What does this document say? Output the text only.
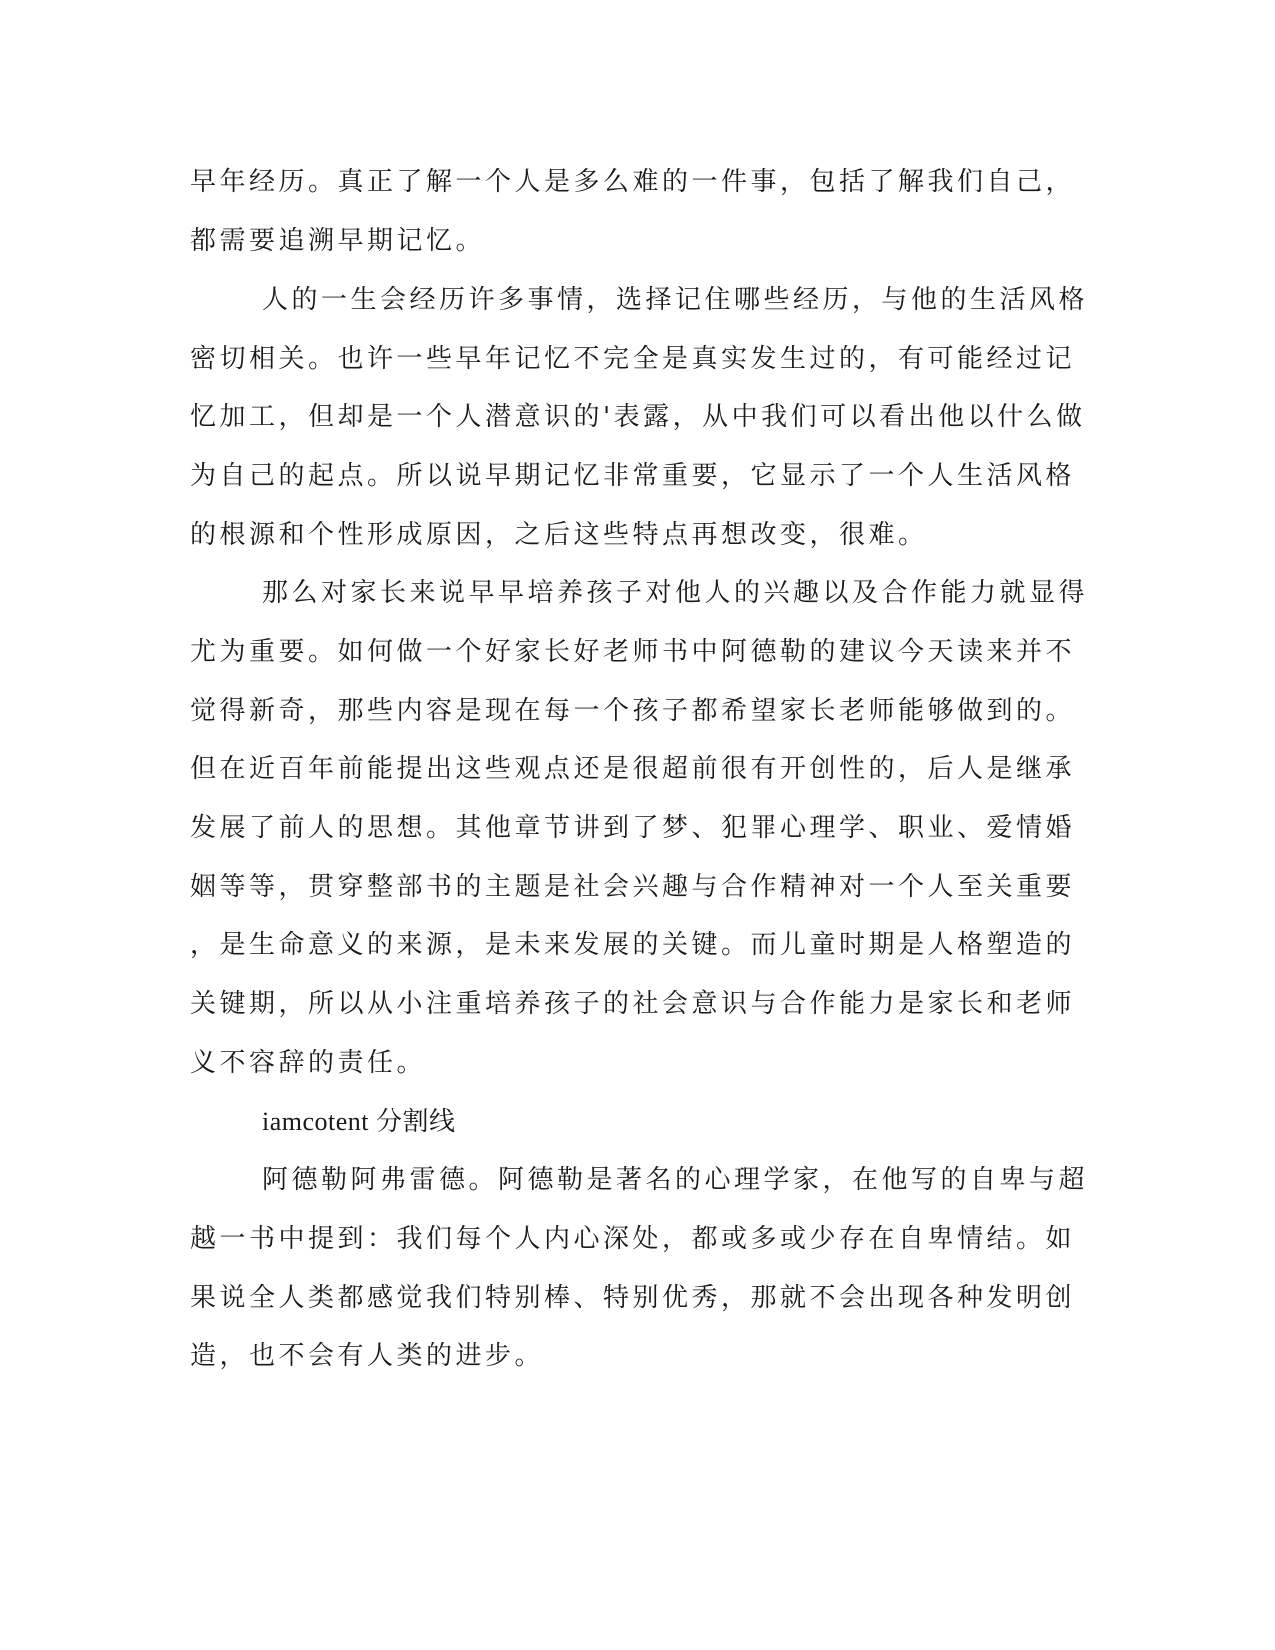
早年经历。真正了解一个人是多么难的一件事，包括了解我们自己，
都需要追溯早期记忆。
人的一生会经历许多事情，选择记住哪些经历，与他的生活风格
密切相关。也许一些早年记忆不完全是真实发生过的，有可能经过记
忆加工，但却是一个人潜意识的'表露，从中我们可以看出他以什么做
为自己的起点。所以说早期记忆非常重要，它显示了一个人生活风格
的根源和个性形成原因，之后这些特点再想改变，很难。
那么对家长来说早早培养孩子对他人的兴趣以及合作能力就显得
尤为重要。如何做一个好家长好老师书中阿德勒的建议今天读来并不
觉得新奇，那些内容是现在每一个孩子都希望家长老师能够做到的。
但在近百年前能提出这些观点还是很超前很有开创性的，后人是继承
发展了前人的思想。其他章节讲到了梦、犯罪心理学、职业、爱情婚
姻等等，贯穿整部书的主题是社会兴趣与合作精神对一个人至关重要
，是生命意义的来源，是未来发展的关键。而儿童时期是人格塑造的
关键期，所以从小注重培养孩子的社会意识与合作能力是家长和老师
义不容辞的责任。
iamcotent 分割线
阿德勒阿弗雷德。阿德勒是著名的心理学家，在他写的自卑与超
越一书中提到：我们每个人内心深处，都或多或少存在自卑情结。如
果说全人类都感觉我们特别棒、特别优秀，那就不会出现各种发明创
造，也不会有人类的进步。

※

> [WHAT TO WORK ON]: Without the pictures, extract every entry verbatim.

> [EXPECTED ANSWER]:
What does this document say? Output the text only.
早年经历。真正了解一个人是多么难的一件事，包括了解我们自己，
都需要追溯早期记忆。
人的一生会经历许多事情，选择记住哪些经历，与他的生活风格
密切相关。也许一些早年记忆不完全是真实发生过的，有可能经过记
忆加工，但却是一个人潜意识的'表露，从中我们可以看出他以什么做
为自己的起点。所以说早期记忆非常重要，它显示了一个人生活风格
的根源和个性形成原因，之后这些特点再想改变，很难。
那么对家长来说早早培养孩子对他人的兴趣以及合作能力就显得
尤为重要。如何做一个好家长好老师书中阿德勒的建议今天读来并不
觉得新奇，那些内容是现在每一个孩子都希望家长老师能够做到的。
但在近百年前能提出这些观点还是很超前很有开创性的，后人是继承
发展了前人的思想。其他章节讲到了梦、犯罪心理学、职业、爱情婚
姻等等，贯穿整部书的主题是社会兴趣与合作精神对一个人至关重要
，是生命意义的来源，是未来发展的关键。而儿童时期是人格塑造的
关键期，所以从小注重培养孩子的社会意识与合作能力是家长和老师
义不容辞的责任。
iamcotent 分割线
阿德勒阿弗雷德。阿德勒是著名的心理学家，在他写的自卑与超
越一书中提到：我们每个人内心深处，都或多或少存在自卑情结。如
果说全人类都感觉我们特别棒、特别优秀，那就不会出现各种发明创
造，也不会有人类的进步。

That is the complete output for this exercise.